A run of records
▼▼▼

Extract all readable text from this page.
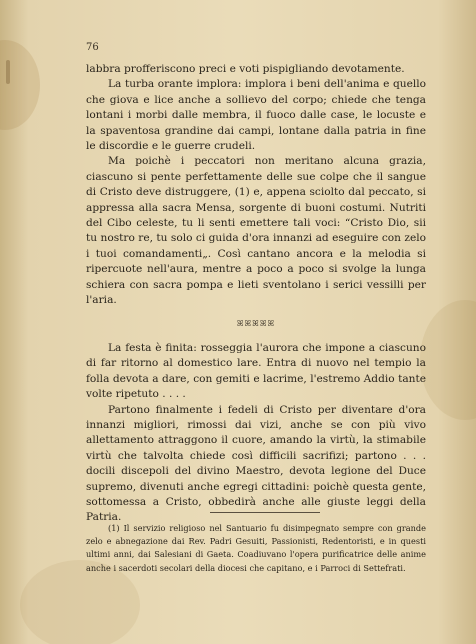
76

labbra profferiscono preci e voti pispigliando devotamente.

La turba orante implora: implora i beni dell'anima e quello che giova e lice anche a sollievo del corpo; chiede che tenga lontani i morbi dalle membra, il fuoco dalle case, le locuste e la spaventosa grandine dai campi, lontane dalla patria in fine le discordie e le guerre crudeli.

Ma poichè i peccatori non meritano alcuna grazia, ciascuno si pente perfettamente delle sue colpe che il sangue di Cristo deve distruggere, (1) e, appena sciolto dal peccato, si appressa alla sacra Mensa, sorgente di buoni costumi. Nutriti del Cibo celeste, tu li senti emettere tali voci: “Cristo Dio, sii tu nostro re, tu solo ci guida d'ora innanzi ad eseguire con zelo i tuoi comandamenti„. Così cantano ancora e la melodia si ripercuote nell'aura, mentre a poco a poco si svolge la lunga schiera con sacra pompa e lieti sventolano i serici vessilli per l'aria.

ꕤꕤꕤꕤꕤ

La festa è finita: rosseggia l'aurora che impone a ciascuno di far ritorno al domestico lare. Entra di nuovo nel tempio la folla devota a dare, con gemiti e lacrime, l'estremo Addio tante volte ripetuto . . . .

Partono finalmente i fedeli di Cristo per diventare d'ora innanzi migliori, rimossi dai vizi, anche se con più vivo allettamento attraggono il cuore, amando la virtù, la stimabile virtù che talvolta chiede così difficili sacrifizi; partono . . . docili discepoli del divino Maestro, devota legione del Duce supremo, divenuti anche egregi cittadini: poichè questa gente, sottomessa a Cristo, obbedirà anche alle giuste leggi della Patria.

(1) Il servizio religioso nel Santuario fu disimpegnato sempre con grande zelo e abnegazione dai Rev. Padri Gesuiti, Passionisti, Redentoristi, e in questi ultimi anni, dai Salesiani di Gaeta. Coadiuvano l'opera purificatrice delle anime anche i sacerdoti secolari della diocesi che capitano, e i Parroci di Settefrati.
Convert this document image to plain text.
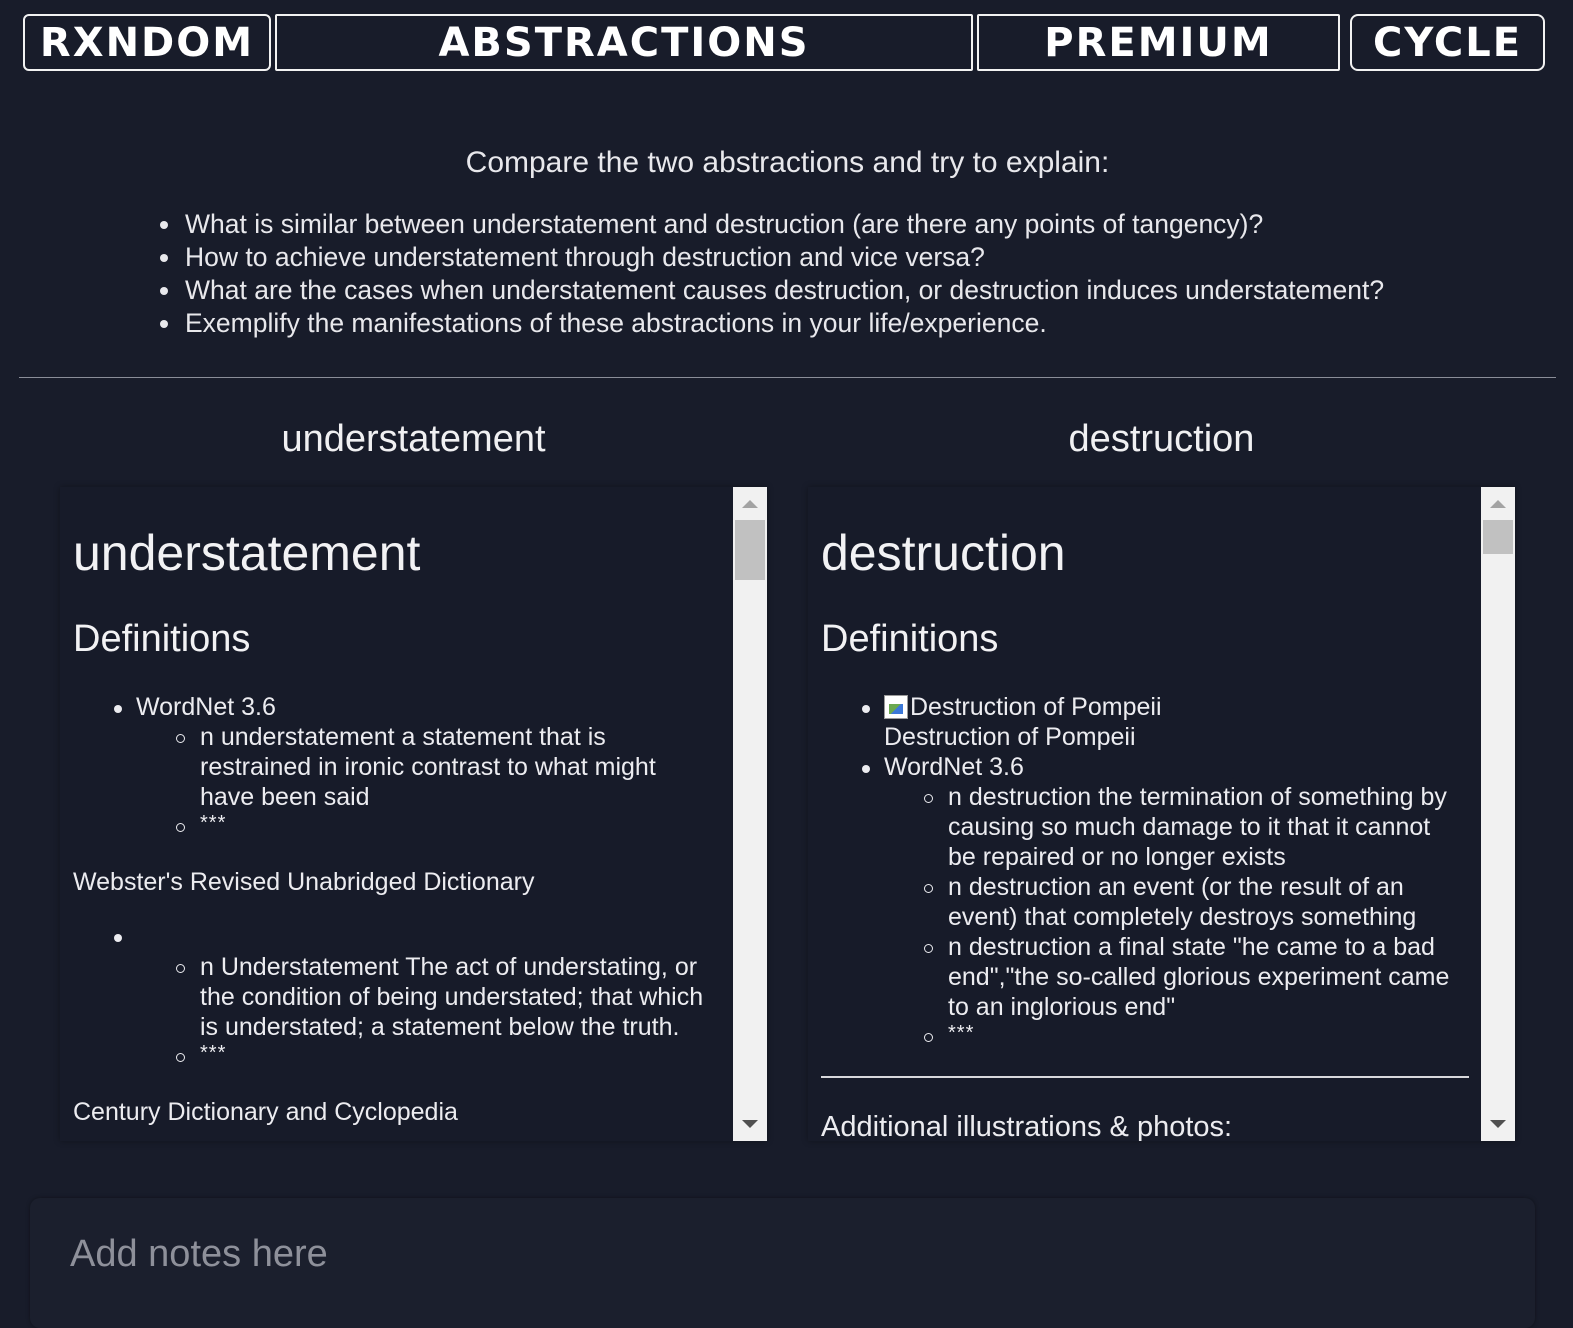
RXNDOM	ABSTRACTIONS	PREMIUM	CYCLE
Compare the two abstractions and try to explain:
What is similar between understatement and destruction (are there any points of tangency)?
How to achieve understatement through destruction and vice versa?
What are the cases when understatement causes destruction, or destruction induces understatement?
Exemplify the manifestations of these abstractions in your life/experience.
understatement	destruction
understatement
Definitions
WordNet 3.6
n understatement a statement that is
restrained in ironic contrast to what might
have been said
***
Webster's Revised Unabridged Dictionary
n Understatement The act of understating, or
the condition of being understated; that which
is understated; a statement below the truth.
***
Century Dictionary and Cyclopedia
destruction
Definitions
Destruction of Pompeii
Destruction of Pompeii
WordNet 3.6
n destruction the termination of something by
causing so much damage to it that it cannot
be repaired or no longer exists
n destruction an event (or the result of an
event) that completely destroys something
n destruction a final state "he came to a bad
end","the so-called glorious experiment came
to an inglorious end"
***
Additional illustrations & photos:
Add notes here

▲▲▲

** WHAT TO DO **
From the entries, report each line that includes the word "something".

** FULL RESPONSE **
n destruction the termination of something by
event) that completely destroys something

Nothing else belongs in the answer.